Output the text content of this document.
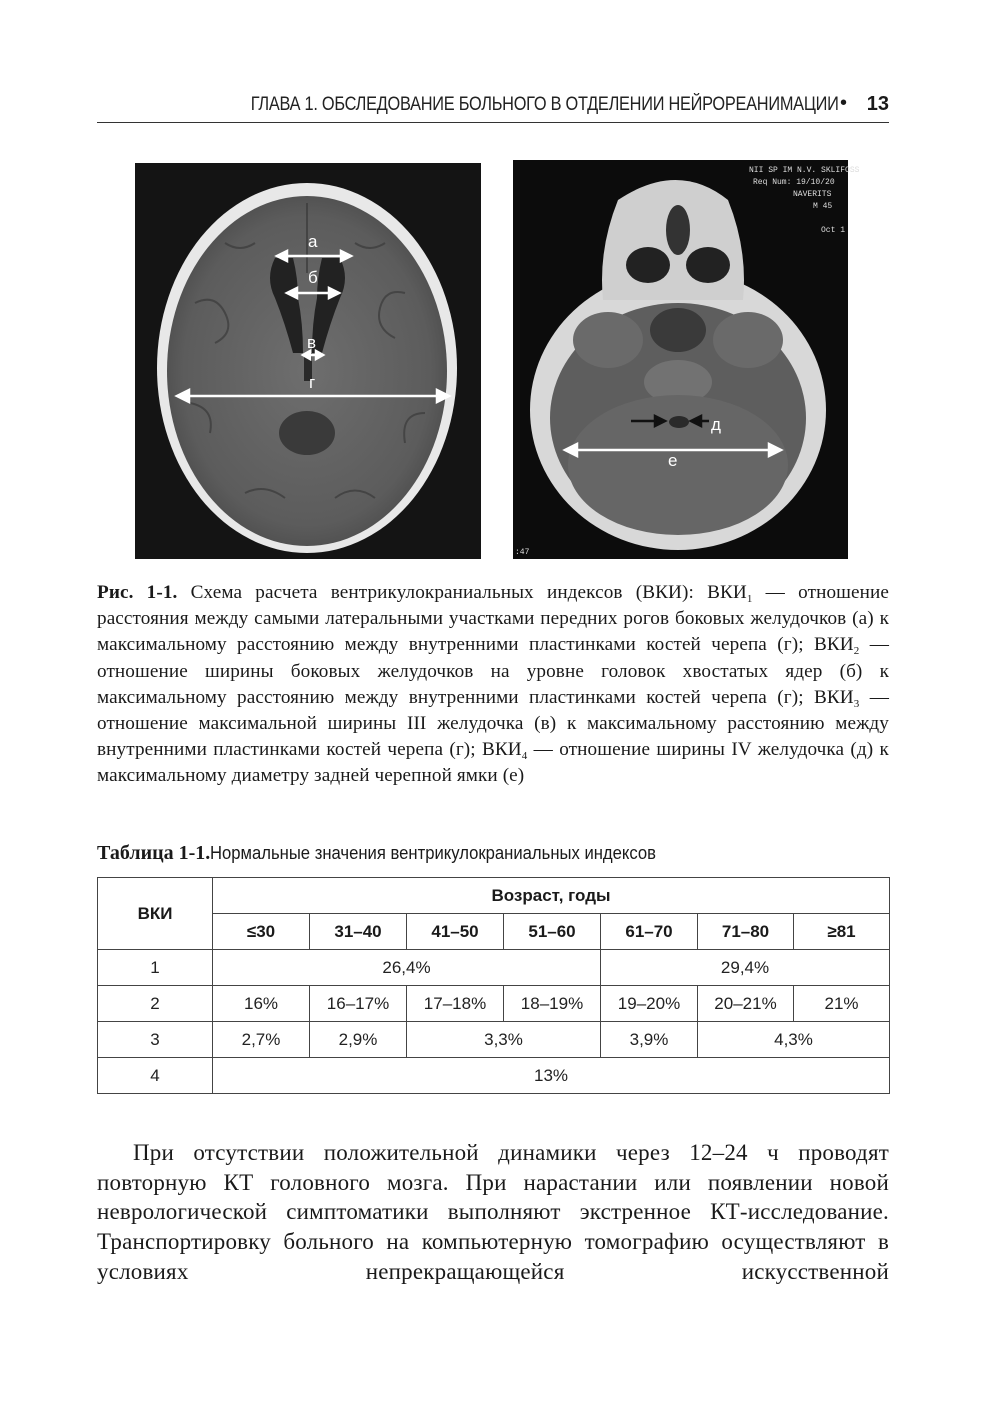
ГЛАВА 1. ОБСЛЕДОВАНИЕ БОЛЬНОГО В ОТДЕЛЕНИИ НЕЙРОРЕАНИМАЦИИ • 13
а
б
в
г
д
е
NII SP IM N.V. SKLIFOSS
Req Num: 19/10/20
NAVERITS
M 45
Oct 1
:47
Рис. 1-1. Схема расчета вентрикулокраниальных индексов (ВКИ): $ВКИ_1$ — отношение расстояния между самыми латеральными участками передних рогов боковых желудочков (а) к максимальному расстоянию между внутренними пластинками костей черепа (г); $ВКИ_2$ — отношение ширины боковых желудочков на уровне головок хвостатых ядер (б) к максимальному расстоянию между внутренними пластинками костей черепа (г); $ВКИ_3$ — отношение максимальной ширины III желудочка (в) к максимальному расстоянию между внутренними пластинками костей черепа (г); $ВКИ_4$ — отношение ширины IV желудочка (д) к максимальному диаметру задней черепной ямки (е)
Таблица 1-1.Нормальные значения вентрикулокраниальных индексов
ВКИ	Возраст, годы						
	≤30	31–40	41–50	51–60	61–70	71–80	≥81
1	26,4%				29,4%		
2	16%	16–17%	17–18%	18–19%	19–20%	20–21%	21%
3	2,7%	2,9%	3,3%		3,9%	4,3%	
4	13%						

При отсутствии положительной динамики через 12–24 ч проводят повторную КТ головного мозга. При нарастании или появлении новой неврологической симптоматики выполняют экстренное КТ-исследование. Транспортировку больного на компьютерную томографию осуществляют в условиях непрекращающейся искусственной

◆ Job
Write out all the entries again, word for word, and print no images.

◆ Expected output
Output the text content of this document.
ГЛАВА 1. ОБСЛЕДОВАНИЕ БОЛЬНОГО В ОТДЕЛЕНИИ НЕЙРОРЕАНИМАЦИИ • 13
а
б
в
г
д
е
NII SP IM N.V. SKLIFOSS
Req Num: 19/10/20
NAVERITS
M 45
Oct 1
:47
Рис. 1-1. Схема расчета вентрикулокраниальных индексов (ВКИ): $ВКИ_1$ — отношение расстояния между самыми латеральными участками передних рогов боковых желудочков (а) к максимальному расстоянию между внутренними пластинками костей черепа (г); $ВКИ_2$ — отношение ширины боковых желудочков на уровне головок хвостатых ядер (б) к максимальному расстоянию между внутренними пластинками костей черепа (г); $ВКИ_3$ — отношение максимальной ширины III желудочка (в) к максимальному расстоянию между внутренними пластинками костей черепа (г); $ВКИ_4$ — отношение ширины IV желудочка (д) к максимальному диаметру задней черепной ямки (е)
Таблица 1-1.Нормальные значения вентрикулокраниальных индексов
ВКИ	Возраст, годы						
	≤30	31–40	41–50	51–60	61–70	71–80	≥81
1	26,4%				29,4%		
2	16%	16–17%	17–18%	18–19%	19–20%	20–21%	21%
3	2,7%	2,9%	3,3%		3,9%	4,3%	
4	13%						

При отсутствии положительной динамики через 12–24 ч проводят повторную КТ головного мозга. При нарастании или появлении новой неврологической симптоматики выполняют экстренное КТ-исследование. Транспортировку больного на компьютерную томографию осуществляют в условиях непрекращающейся искусственной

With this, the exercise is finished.